Vorgegebener Text =

<<<<

Verschiedene Untersuchungen belegen, dass mobile thermo- und xerophile Arten eher positiv auf das Brennen reagieren, die weniger mobilen und eher an feuchtere Standorte angepasste Arten werden dagegen eher negativ beeinflusst (ZIMMERMANN 1978, HOFFMANN 1980 u.a.).

 

3. Feuer-Management

Es gibt verschiedene Brenntechniken, die sich in ihren Auswirkungen unterscheiden:

  • „Bei einem Ringfeuer wird das Feuer kreisförmig um die zu brennende Fläche gelegt und die Feuerfronten treffen im Zentrum der Brandfläche aufeinander. Durch das konvektive Verhalten der Luftströmung entsteht ein Sog, der ein Feuer mit sehr hoher Intensität entstehen lässt. Diese Brenntechnik eignet sich beispielsweise zur Beseitigung unerwünschter Gehölzverjüngung.“ (GOLDAMMER, PAGE UND PRÜTER 1997:9)
  • Beim heißen Gegenwindfeuer wird das Feuer gegen die Hauptwindrichtung gelegt. Dadurch wird die Fortschrittsgeschwindigkeit des Feuers wesentlich verlangsamt und das Brennmaterial verbrennt vollständiger. Das Temperaturmaximum wird in Bodennähe verlagert. Diese Feuerart wird v.a. zum Brennen von Heiden angewandt SCHREIBER 2000).

>>>>

Ziel 1 = Übersetzen Sie bitte den folgenden Satz aus dem Text zum Feuer-Management ins Englische: „Dadurch wird die Fortschrittsgeschwindigkeit des Feuers wesentlich verlangsamt und das Brennmaterial verbrennt vollständiger.“
Ziel 2 = Führen Sie den Text zum Feuer-Management im Anschluss an seinen letzten Satz weiter.

Einträge =
<<<<

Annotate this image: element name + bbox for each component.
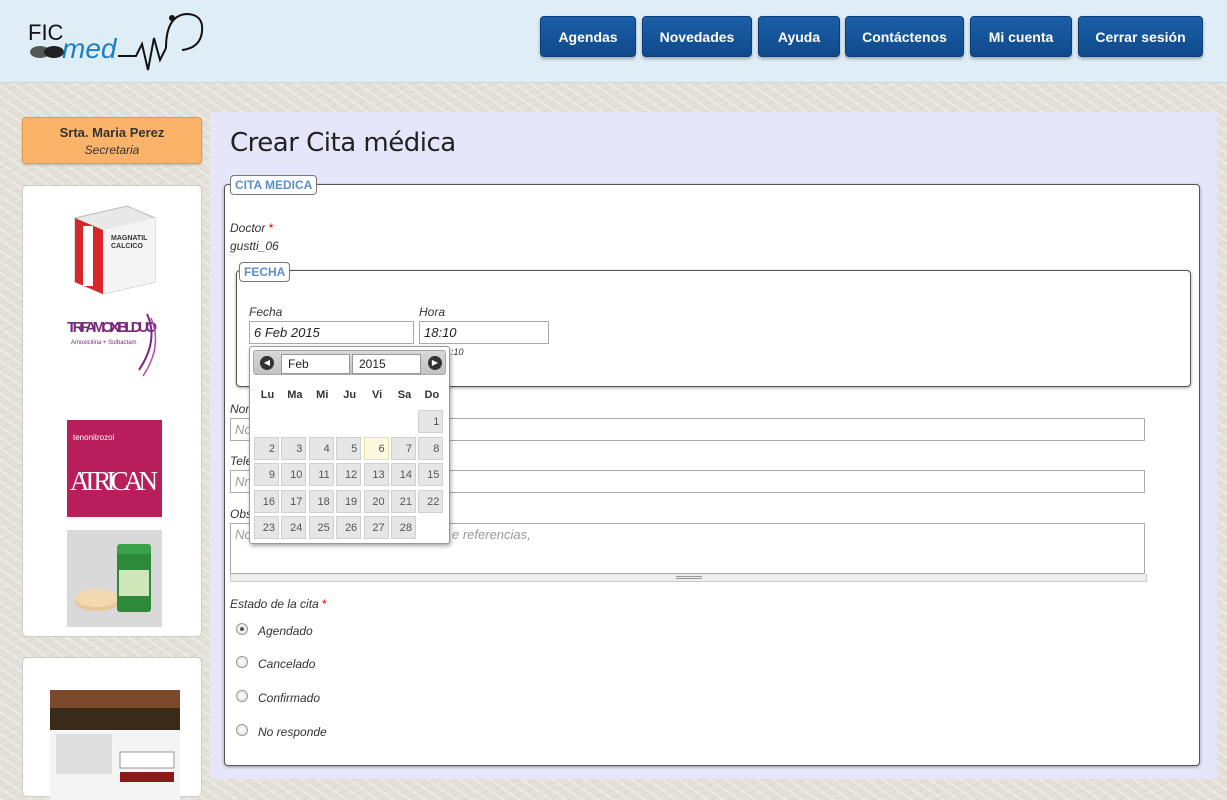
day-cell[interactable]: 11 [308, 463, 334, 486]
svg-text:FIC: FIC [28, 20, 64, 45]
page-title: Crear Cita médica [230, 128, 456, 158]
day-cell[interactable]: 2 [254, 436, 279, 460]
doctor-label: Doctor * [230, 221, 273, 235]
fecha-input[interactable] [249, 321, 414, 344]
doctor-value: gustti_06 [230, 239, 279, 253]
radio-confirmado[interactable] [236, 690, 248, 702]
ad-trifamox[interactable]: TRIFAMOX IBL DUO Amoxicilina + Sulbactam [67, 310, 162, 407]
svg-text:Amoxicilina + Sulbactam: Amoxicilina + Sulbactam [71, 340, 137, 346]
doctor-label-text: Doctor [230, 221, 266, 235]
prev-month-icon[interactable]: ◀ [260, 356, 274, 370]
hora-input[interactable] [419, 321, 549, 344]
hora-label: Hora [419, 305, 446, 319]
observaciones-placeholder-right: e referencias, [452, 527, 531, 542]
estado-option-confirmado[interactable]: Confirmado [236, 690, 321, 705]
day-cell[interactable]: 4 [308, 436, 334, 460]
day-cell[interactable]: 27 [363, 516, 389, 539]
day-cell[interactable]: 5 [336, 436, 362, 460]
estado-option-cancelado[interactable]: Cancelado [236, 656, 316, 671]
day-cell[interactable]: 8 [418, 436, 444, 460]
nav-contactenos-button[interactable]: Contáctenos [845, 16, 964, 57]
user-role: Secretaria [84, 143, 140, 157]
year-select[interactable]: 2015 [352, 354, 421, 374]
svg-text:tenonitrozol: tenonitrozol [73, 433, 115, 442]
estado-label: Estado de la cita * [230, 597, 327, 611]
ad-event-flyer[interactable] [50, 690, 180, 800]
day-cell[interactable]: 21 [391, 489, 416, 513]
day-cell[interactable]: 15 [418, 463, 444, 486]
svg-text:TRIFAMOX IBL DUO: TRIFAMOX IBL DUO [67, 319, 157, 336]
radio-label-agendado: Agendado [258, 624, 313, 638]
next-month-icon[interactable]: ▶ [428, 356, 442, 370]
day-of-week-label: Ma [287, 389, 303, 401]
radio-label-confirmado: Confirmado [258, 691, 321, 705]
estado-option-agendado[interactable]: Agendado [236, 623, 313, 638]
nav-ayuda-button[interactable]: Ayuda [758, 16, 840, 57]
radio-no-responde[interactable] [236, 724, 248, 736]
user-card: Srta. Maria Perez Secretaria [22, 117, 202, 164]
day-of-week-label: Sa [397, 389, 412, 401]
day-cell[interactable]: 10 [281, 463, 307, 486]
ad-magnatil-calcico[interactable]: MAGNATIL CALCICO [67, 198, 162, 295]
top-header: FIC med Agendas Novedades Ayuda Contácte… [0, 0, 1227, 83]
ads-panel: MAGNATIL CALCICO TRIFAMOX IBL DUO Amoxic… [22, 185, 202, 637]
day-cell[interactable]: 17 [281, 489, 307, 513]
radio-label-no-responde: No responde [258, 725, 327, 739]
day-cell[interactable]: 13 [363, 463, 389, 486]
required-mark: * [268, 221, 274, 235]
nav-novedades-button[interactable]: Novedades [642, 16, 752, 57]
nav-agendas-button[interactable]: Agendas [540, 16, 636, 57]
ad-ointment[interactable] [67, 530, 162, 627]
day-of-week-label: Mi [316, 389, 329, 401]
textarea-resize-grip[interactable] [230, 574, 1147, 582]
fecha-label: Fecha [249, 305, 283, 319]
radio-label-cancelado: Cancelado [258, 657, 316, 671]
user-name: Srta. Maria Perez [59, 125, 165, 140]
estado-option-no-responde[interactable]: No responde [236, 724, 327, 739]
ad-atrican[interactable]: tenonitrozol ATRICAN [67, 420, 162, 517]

>>>>

Ergebnis 1 = This considerably slows the rate at which the fire advances, and the fuel burns more completely.

Ergebnis 2 =
  • Das kalte Lauf- oder Mitwindfeuer wird mit der Windrichtung gebrannt. Das Feuer läuft schnell über die Fläche und entwickelt hohe Temperaturen (bis 1000°C) im oberen Flammenbereich. Die Verbrennung der Bodenauflage ist jedoch meist unvollständig, daher sind die Temperaturen in Bodennähe in der Regel nicht sehr hoch und das Bodenleben wird geschont. Die unteren Streuschichten sollten noch einen Feuchtigkeitsgehalt von >35% aufweisen, damit sie nicht sofort mitbrennen und die Verdunstungskälte dort die Hitze reduziert. Kaltes Feuer wird i.d.R. angewandt, um die Streuschicht auf Acker- und Grünlandbrachen zu reduzieren, die Auswirkungen einer Mahd werden nachgeahmt (SCHREIBER 2000).

Die verschiedenen Brenntechniken werden je nach gewünschtem Ziel eingesetzt. Generell gilt zu beachten:

  • Um reinen Pyrophytenfluren vorzubeugen und die Fauna zu schonen, sind kalte Mitwindfeuer zu bevorzugen. Die Anwendung dieser Art Feuer sollte innerhalb der Phase der Winterruhe bei tiefen Temperaturen erfolgen, wenn viele Tiere inaktiv sind und im Boden überwintern (PAGE, RUPP, u.a. 2000).
  • Heiße Feuer können dagegen zwischen Spätfrühjahr und Sommer erfolgversprechend sein. Bewegliche Tiere haben dann die Chance, vor dem Feuer zu fliehen (GOLDAMMER; PAGE UND PRÜTER 1997:11).
  • Die Feuerintensität ist i.d.R. in den frühen Nachmittagsstunden, kurz nachdem die Einstrahlung ihren Höhepunkt erreicht hat und die relative Luftfeuchtigkeit und Feuchtigkeit des schwachen Brennmaterials am niedrigsten sind, am höchsten (GOLDAMMER; PAGE UND PRÜTER 1997:11).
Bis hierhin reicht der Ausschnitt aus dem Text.